** start of DATA EXCERPTS **
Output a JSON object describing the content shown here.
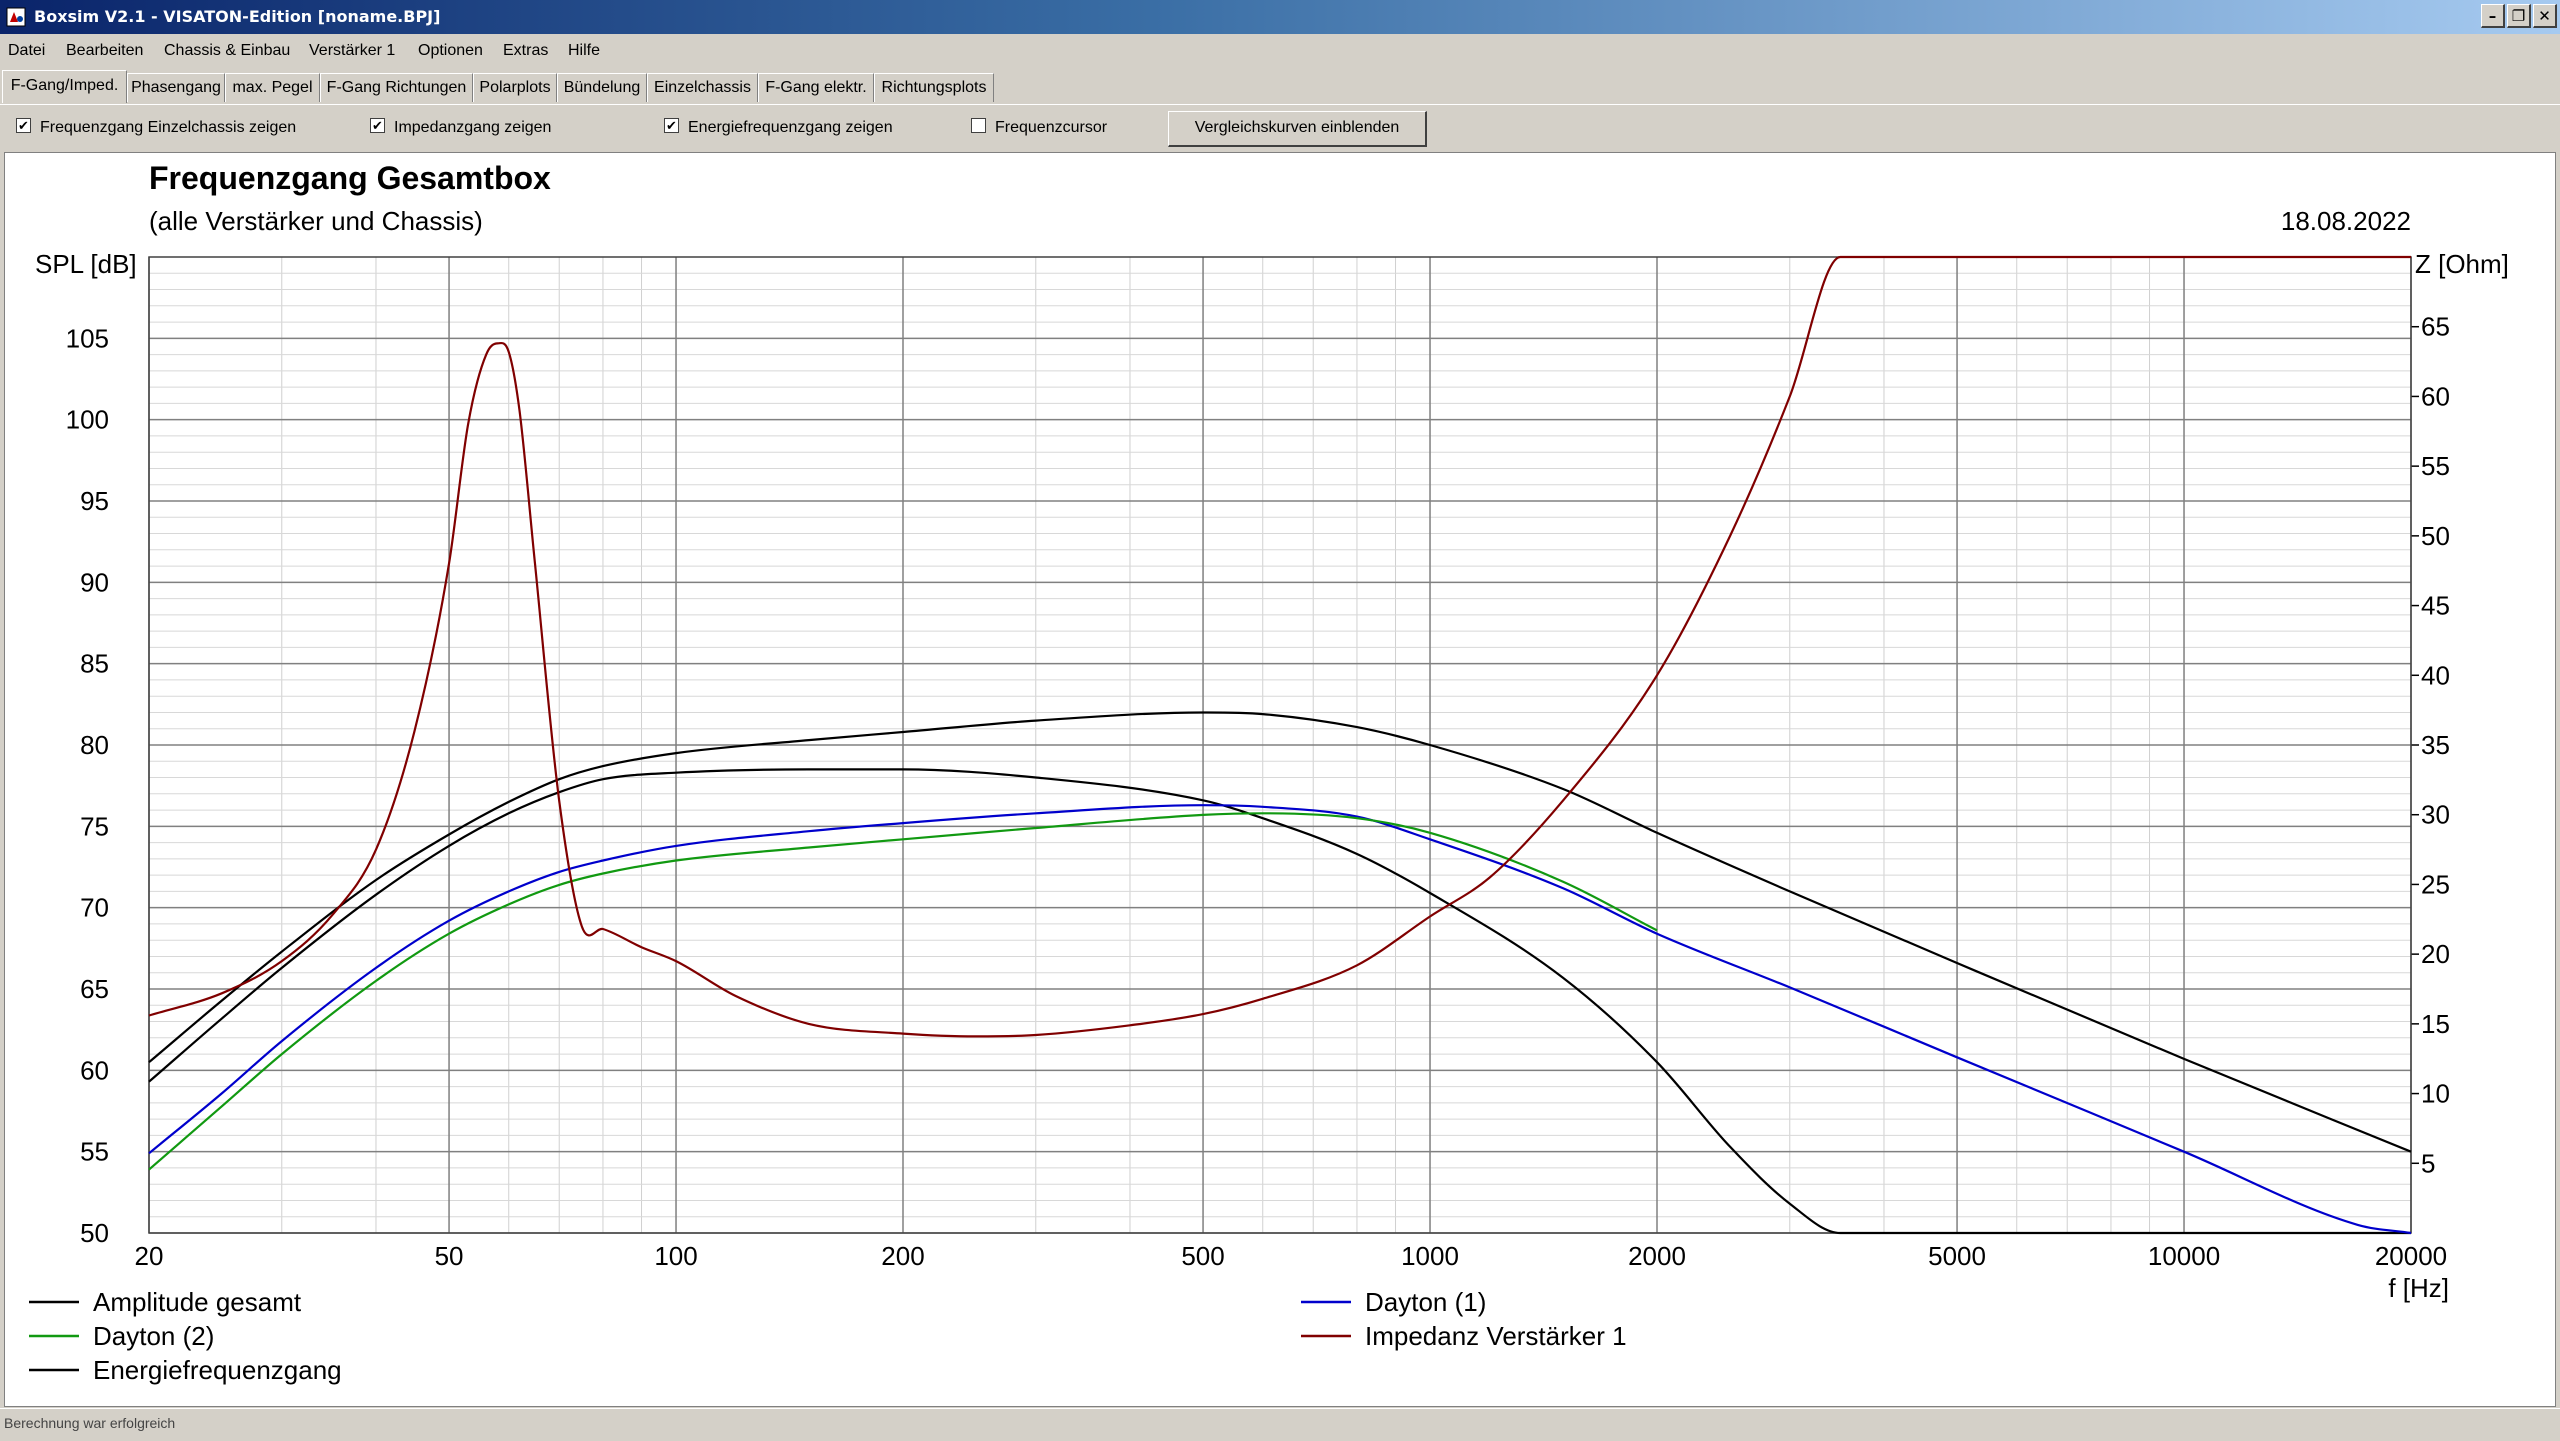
{
  "window": {
    "title": "Boxsim V2.1 - VISATON-Edition [noname.BPJ]",
    "minimize_glyph": "–",
    "restore_glyph": "❐",
    "close_glyph": "✕"
  },
  "menu": [
    "Datei",
    "Bearbeiten",
    "Chassis & Einbau",
    "Verstärker 1",
    "Optionen",
    "Extras",
    "Hilfe"
  ],
  "tabs": [
    {
      "label": "F-Gang/Imped.",
      "active": true
    },
    {
      "label": "Phasengang",
      "active": false
    },
    {
      "label": "max. Pegel",
      "active": false
    },
    {
      "label": "F-Gang Richtungen",
      "active": false
    },
    {
      "label": "Polarplots",
      "active": false
    },
    {
      "label": "Bündelung",
      "active": false
    },
    {
      "label": "Einzelchassis",
      "active": false
    },
    {
      "label": "F-Gang elektr.",
      "active": false
    },
    {
      "label": "Richtungsplots",
      "active": false
    }
  ],
  "options": {
    "checkboxes": [
      {
        "label": "Frequenzgang Einzelchassis zeigen",
        "checked": true
      },
      {
        "label": "Impedanzgang zeigen",
        "checked": true
      },
      {
        "label": "Energiefrequenzgang zeigen",
        "checked": true
      },
      {
        "label": "Frequenzcursor",
        "checked": false
      }
    ],
    "compare_button": "Vergleichskurven einblenden"
  },
  "status": "Berechnung war erfolgreich",
  "chart_data": {
    "type": "line",
    "title": "Frequenzgang Gesamtbox",
    "subtitle": "(alle Verstärker und Chassis)",
    "date": "18.08.2022",
    "xlabel": "f [Hz]",
    "ylabel": "SPL [dB]",
    "y2label": "Z [Ohm]",
    "xscale": "log",
    "xlim": [
      20,
      20000
    ],
    "ylim": [
      50,
      110
    ],
    "y2lim": [
      0,
      70
    ],
    "grid": true,
    "x_ticks": [
      20,
      50,
      100,
      200,
      500,
      1000,
      2000,
      5000,
      10000,
      20000
    ],
    "y_ticks": [
      50,
      55,
      60,
      65,
      70,
      75,
      80,
      85,
      90,
      95,
      100,
      105
    ],
    "y2_ticks": [
      5,
      10,
      15,
      20,
      25,
      30,
      35,
      40,
      45,
      50,
      55,
      60,
      65
    ],
    "legend_position": "bottom",
    "series": [
      {
        "name": "Amplitude gesamt",
        "axis": "left",
        "color": "#000000",
        "x": [
          20,
          25,
          30,
          40,
          50,
          60,
          70,
          80,
          100,
          150,
          200,
          300,
          500,
          600,
          800,
          1000,
          1500,
          2000,
          2500,
          3000,
          3500,
          4000,
          20000
        ],
        "y": [
          59.3,
          63.2,
          66.3,
          70.8,
          73.8,
          75.8,
          77.1,
          77.9,
          78.3,
          78.5,
          78.5,
          78.0,
          76.6,
          75.5,
          73.3,
          70.9,
          65.7,
          60.5,
          55.3,
          51.8,
          50.0,
          50.0,
          50.0
        ]
      },
      {
        "name": "Dayton  (1)",
        "axis": "left",
        "color": "#0000cc",
        "x": [
          20,
          25,
          30,
          40,
          50,
          60,
          70,
          80,
          100,
          150,
          200,
          300,
          500,
          600,
          800,
          1000,
          1500,
          2000,
          3000,
          5000,
          10000,
          17000,
          20000
        ],
        "y": [
          54.9,
          58.6,
          61.8,
          66.3,
          69.2,
          71.0,
          72.2,
          72.9,
          73.8,
          74.7,
          75.2,
          75.8,
          76.3,
          76.2,
          75.6,
          74.2,
          71.2,
          68.4,
          65.1,
          60.8,
          55.0,
          50.5,
          50.0
        ]
      },
      {
        "name": "Dayton (2)",
        "axis": "left",
        "color": "#119911",
        "x": [
          20,
          25,
          30,
          40,
          50,
          60,
          70,
          80,
          100,
          150,
          200,
          300,
          500,
          600,
          800,
          1000,
          1500,
          2000
        ],
        "y": [
          53.9,
          57.8,
          61.0,
          65.5,
          68.4,
          70.2,
          71.4,
          72.1,
          72.9,
          73.7,
          74.2,
          74.9,
          75.7,
          75.8,
          75.5,
          74.6,
          71.6,
          68.6
        ]
      },
      {
        "name": "Energiefrequenzgang",
        "axis": "left",
        "color": "#000000",
        "x": [
          20,
          25,
          30,
          40,
          50,
          60,
          70,
          80,
          100,
          150,
          200,
          300,
          500,
          600,
          800,
          1000,
          1500,
          2000,
          3000,
          5000,
          10000,
          20000
        ],
        "y": [
          60.5,
          64.3,
          67.3,
          71.7,
          74.5,
          76.5,
          77.9,
          78.7,
          79.5,
          80.3,
          80.8,
          81.5,
          82.0,
          81.9,
          81.1,
          80.0,
          77.3,
          74.6,
          71.0,
          66.6,
          60.7,
          55.0
        ]
      },
      {
        "name": "Impedanz Verstärker 1",
        "axis": "right",
        "color": "#800000",
        "x": [
          20,
          25,
          30,
          35,
          40,
          45,
          50,
          53,
          56,
          58,
          60,
          62,
          65,
          70,
          75,
          80,
          90,
          100,
          120,
          150,
          200,
          250,
          300,
          400,
          500,
          600,
          800,
          1000,
          1200,
          1500,
          2000,
          2500,
          3000,
          3500,
          20000
        ],
        "y": [
          15.6,
          17.2,
          19.5,
          22.8,
          27.5,
          36.0,
          48.0,
          58.0,
          63.0,
          63.8,
          63.2,
          59.0,
          48.0,
          31.0,
          22.0,
          21.8,
          20.5,
          19.5,
          17.0,
          15.0,
          14.3,
          14.1,
          14.2,
          14.9,
          15.7,
          16.8,
          19.2,
          22.7,
          25.5,
          31.0,
          40.0,
          50.0,
          60.0,
          70.0,
          70.0
        ]
      }
    ]
  }
}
** end of DATA EXCERPTS **
Leave the pictures out and reproduce each record exactly as written.

**REPLY TO THE EXERCISE:**
Output a JSON object describing the content shown here.
{
  "window": {
    "title": "Boxsim V2.1 - VISATON-Edition [noname.BPJ]",
    "minimize_glyph": "–",
    "restore_glyph": "❐",
    "close_glyph": "✕"
  },
  "menu": [
    "Datei",
    "Bearbeiten",
    "Chassis & Einbau",
    "Verstärker 1",
    "Optionen",
    "Extras",
    "Hilfe"
  ],
  "tabs": [
    {
      "label": "F-Gang/Imped.",
      "active": true
    },
    {
      "label": "Phasengang",
      "active": false
    },
    {
      "label": "max. Pegel",
      "active": false
    },
    {
      "label": "F-Gang Richtungen",
      "active": false
    },
    {
      "label": "Polarplots",
      "active": false
    },
    {
      "label": "Bündelung",
      "active": false
    },
    {
      "label": "Einzelchassis",
      "active": false
    },
    {
      "label": "F-Gang elektr.",
      "active": false
    },
    {
      "label": "Richtungsplots",
      "active": false
    }
  ],
  "options": {
    "checkboxes": [
      {
        "label": "Frequenzgang Einzelchassis zeigen",
        "checked": true
      },
      {
        "label": "Impedanzgang zeigen",
        "checked": true
      },
      {
        "label": "Energiefrequenzgang zeigen",
        "checked": true
      },
      {
        "label": "Frequenzcursor",
        "checked": false
      }
    ],
    "compare_button": "Vergleichskurven einblenden"
  },
  "status": "Berechnung war erfolgreich",
  "chart_data": {
    "type": "line",
    "title": "Frequenzgang Gesamtbox",
    "subtitle": "(alle Verstärker und Chassis)",
    "date": "18.08.2022",
    "xlabel": "f [Hz]",
    "ylabel": "SPL [dB]",
    "y2label": "Z [Ohm]",
    "xscale": "log",
    "xlim": [
      20,
      20000
    ],
    "ylim": [
      50,
      110
    ],
    "y2lim": [
      0,
      70
    ],
    "grid": true,
    "x_ticks": [
      20,
      50,
      100,
      200,
      500,
      1000,
      2000,
      5000,
      10000,
      20000
    ],
    "y_ticks": [
      50,
      55,
      60,
      65,
      70,
      75,
      80,
      85,
      90,
      95,
      100,
      105
    ],
    "y2_ticks": [
      5,
      10,
      15,
      20,
      25,
      30,
      35,
      40,
      45,
      50,
      55,
      60,
      65
    ],
    "legend_position": "bottom",
    "series": [
      {
        "name": "Amplitude gesamt",
        "axis": "left",
        "color": "#000000",
        "x": [
          20,
          25,
          30,
          40,
          50,
          60,
          70,
          80,
          100,
          150,
          200,
          300,
          500,
          600,
          800,
          1000,
          1500,
          2000,
          2500,
          3000,
          3500,
          4000,
          20000
        ],
        "y": [
          59.3,
          63.2,
          66.3,
          70.8,
          73.8,
          75.8,
          77.1,
          77.9,
          78.3,
          78.5,
          78.5,
          78.0,
          76.6,
          75.5,
          73.3,
          70.9,
          65.7,
          60.5,
          55.3,
          51.8,
          50.0,
          50.0,
          50.0
        ]
      },
      {
        "name": "Dayton  (1)",
        "axis": "left",
        "color": "#0000cc",
        "x": [
          20,
          25,
          30,
          40,
          50,
          60,
          70,
          80,
          100,
          150,
          200,
          300,
          500,
          600,
          800,
          1000,
          1500,
          2000,
          3000,
          5000,
          10000,
          17000,
          20000
        ],
        "y": [
          54.9,
          58.6,
          61.8,
          66.3,
          69.2,
          71.0,
          72.2,
          72.9,
          73.8,
          74.7,
          75.2,
          75.8,
          76.3,
          76.2,
          75.6,
          74.2,
          71.2,
          68.4,
          65.1,
          60.8,
          55.0,
          50.5,
          50.0
        ]
      },
      {
        "name": "Dayton (2)",
        "axis": "left",
        "color": "#119911",
        "x": [
          20,
          25,
          30,
          40,
          50,
          60,
          70,
          80,
          100,
          150,
          200,
          300,
          500,
          600,
          800,
          1000,
          1500,
          2000
        ],
        "y": [
          53.9,
          57.8,
          61.0,
          65.5,
          68.4,
          70.2,
          71.4,
          72.1,
          72.9,
          73.7,
          74.2,
          74.9,
          75.7,
          75.8,
          75.5,
          74.6,
          71.6,
          68.6
        ]
      },
      {
        "name": "Energiefrequenzgang",
        "axis": "left",
        "color": "#000000",
        "x": [
          20,
          25,
          30,
          40,
          50,
          60,
          70,
          80,
          100,
          150,
          200,
          300,
          500,
          600,
          800,
          1000,
          1500,
          2000,
          3000,
          5000,
          10000,
          20000
        ],
        "y": [
          60.5,
          64.3,
          67.3,
          71.7,
          74.5,
          76.5,
          77.9,
          78.7,
          79.5,
          80.3,
          80.8,
          81.5,
          82.0,
          81.9,
          81.1,
          80.0,
          77.3,
          74.6,
          71.0,
          66.6,
          60.7,
          55.0
        ]
      },
      {
        "name": "Impedanz Verstärker 1",
        "axis": "right",
        "color": "#800000",
        "x": [
          20,
          25,
          30,
          35,
          40,
          45,
          50,
          53,
          56,
          58,
          60,
          62,
          65,
          70,
          75,
          80,
          90,
          100,
          120,
          150,
          200,
          250,
          300,
          400,
          500,
          600,
          800,
          1000,
          1200,
          1500,
          2000,
          2500,
          3000,
          3500,
          20000
        ],
        "y": [
          15.6,
          17.2,
          19.5,
          22.8,
          27.5,
          36.0,
          48.0,
          58.0,
          63.0,
          63.8,
          63.2,
          59.0,
          48.0,
          31.0,
          22.0,
          21.8,
          20.5,
          19.5,
          17.0,
          15.0,
          14.3,
          14.1,
          14.2,
          14.9,
          15.7,
          16.8,
          19.2,
          22.7,
          25.5,
          31.0,
          40.0,
          50.0,
          60.0,
          70.0,
          70.0
        ]
      }
    ]
  }
}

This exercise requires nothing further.